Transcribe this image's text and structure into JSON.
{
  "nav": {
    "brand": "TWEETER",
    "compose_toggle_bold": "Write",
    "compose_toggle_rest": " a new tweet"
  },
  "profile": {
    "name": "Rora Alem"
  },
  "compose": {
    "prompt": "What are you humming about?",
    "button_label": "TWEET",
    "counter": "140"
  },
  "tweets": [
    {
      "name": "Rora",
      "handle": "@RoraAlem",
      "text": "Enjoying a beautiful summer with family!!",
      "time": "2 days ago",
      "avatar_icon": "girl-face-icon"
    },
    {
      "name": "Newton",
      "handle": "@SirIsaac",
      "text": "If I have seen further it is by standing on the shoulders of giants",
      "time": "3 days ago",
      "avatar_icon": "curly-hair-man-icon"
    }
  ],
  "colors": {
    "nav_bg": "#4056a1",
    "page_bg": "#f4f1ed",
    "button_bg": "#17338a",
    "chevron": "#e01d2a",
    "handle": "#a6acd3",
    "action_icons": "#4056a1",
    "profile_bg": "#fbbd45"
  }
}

Exercise directions: Reproduce the data, keeping every line exactly the same.

Output for this task:
Transcribe this image's text and structure into JSON.
{
  "nav": {
    "brand": "TWEETER",
    "compose_toggle_bold": "Write",
    "compose_toggle_rest": " a new tweet"
  },
  "profile": {
    "name": "Rora Alem"
  },
  "compose": {
    "prompt": "What are you humming about?",
    "button_label": "TWEET",
    "counter": "140"
  },
  "tweets": [
    {
      "name": "Rora",
      "handle": "@RoraAlem",
      "text": "Enjoying a beautiful summer with family!!",
      "time": "2 days ago",
      "avatar_icon": "girl-face-icon"
    },
    {
      "name": "Newton",
      "handle": "@SirIsaac",
      "text": "If I have seen further it is by standing on the shoulders of giants",
      "time": "3 days ago",
      "avatar_icon": "curly-hair-man-icon"
    }
  ],
  "colors": {
    "nav_bg": "#4056a1",
    "page_bg": "#f4f1ed",
    "button_bg": "#17338a",
    "chevron": "#e01d2a",
    "handle": "#a6acd3",
    "action_icons": "#4056a1",
    "profile_bg": "#fbbd45"
  }
}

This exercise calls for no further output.